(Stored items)
☆ ☆ ☆
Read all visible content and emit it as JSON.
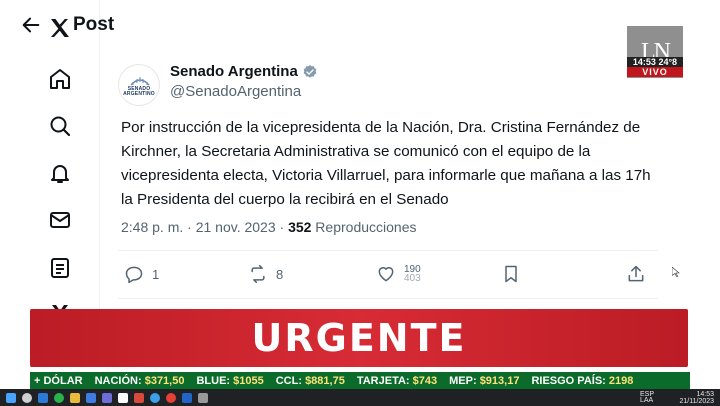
{
  "nav": {
    "items": [
      "x-logo",
      "home",
      "explore",
      "notifications",
      "messages",
      "lists",
      "x-premium"
    ]
  },
  "header": {
    "title": "Post"
  },
  "post": {
    "avatar_text": "SENADO ARGENTINO",
    "author": "Senado Argentina",
    "handle": "@SenadoArgentina",
    "body": "Por instrucción de la vicepresidenta de la Nación, Dra. Cristina Fernández de Kirchner, la Secretaria Administrativa se comunicó con el equipo de la vicepresidenta electa, Victoria Villarruel, para informarle que mañana a las 17h la Presidenta del cuerpo la recibirá en el Senado",
    "timestamp": "2:48 p. m. · 21 nov. 2023 · ",
    "views_count": "352",
    "views_label": " Reproducciones",
    "replies": "1",
    "reposts": "8",
    "likes_top": "190",
    "likes_bottom": "403"
  },
  "channel": {
    "logo": "LN",
    "time": "14:53  24°8",
    "live": "VIVO"
  },
  "banner": {
    "text": "URGENTE"
  },
  "ticker": [
    {
      "label": "+ DÓLAR",
      "value": ""
    },
    {
      "label": "NACIÓN: ",
      "value": "$371,50"
    },
    {
      "label": "BLUE: ",
      "value": "$1055"
    },
    {
      "label": "CCL: ",
      "value": "$881,75"
    },
    {
      "label": "TARJETA: ",
      "value": "$743"
    },
    {
      "label": "MEP: ",
      "value": "$913,17"
    },
    {
      "label": "RIESGO PAÍS: ",
      "value": "2198"
    }
  ],
  "taskbar": {
    "lang_top": "ESP",
    "lang_bottom": "LAA",
    "clock": "14:53",
    "date": "21/11/2023"
  },
  "colors": {
    "banner": "#d5202a",
    "ticker": "#0b6b2a",
    "verified": "#1d9bf0"
  }
}
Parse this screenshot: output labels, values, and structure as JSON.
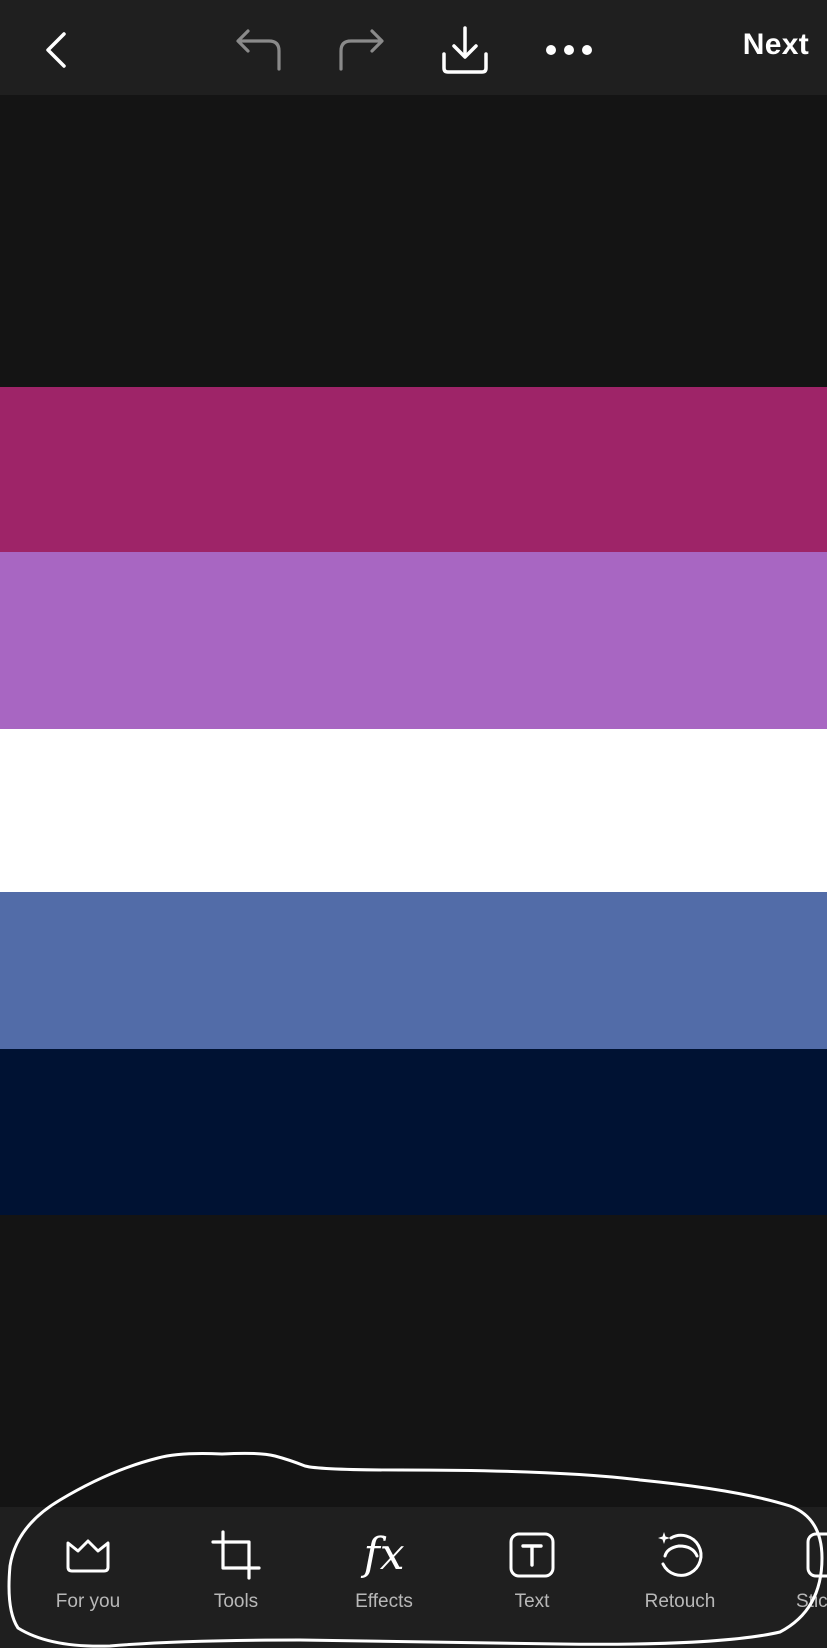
{
  "header": {
    "next_label": "Next"
  },
  "flag_stripes": [
    {
      "color": "#141414"
    },
    {
      "color": "#9e2468"
    },
    {
      "color": "#a866c2"
    },
    {
      "color": "#ffffff"
    },
    {
      "color": "#526ca8"
    },
    {
      "color": "#001233"
    },
    {
      "color": "#141414"
    }
  ],
  "toolbar": {
    "items": [
      {
        "label": "For you",
        "icon": "crown-icon"
      },
      {
        "label": "Tools",
        "icon": "crop-icon"
      },
      {
        "label": "Effects",
        "icon": "fx-icon"
      },
      {
        "label": "Text",
        "icon": "text-box-icon"
      },
      {
        "label": "Retouch",
        "icon": "retouch-face-icon"
      },
      {
        "label": "Stic",
        "icon": "sticker-icon"
      }
    ]
  },
  "colors": {
    "bar_bg": "#1f1f1f",
    "canvas_bg": "#141414",
    "label_color": "#b8b8b8"
  }
}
☆ ☆ ☆
**What you need to do**
In the entries above, identify each line that includes the string "icon", then copy it.

**Task answer**
        "icon": "crown-icon"
        "icon": "crop-icon"
        "icon": "fx-icon"
        "icon": "text-box-icon"
        "icon": "retouch-face-icon"
        "icon": "sticker-icon"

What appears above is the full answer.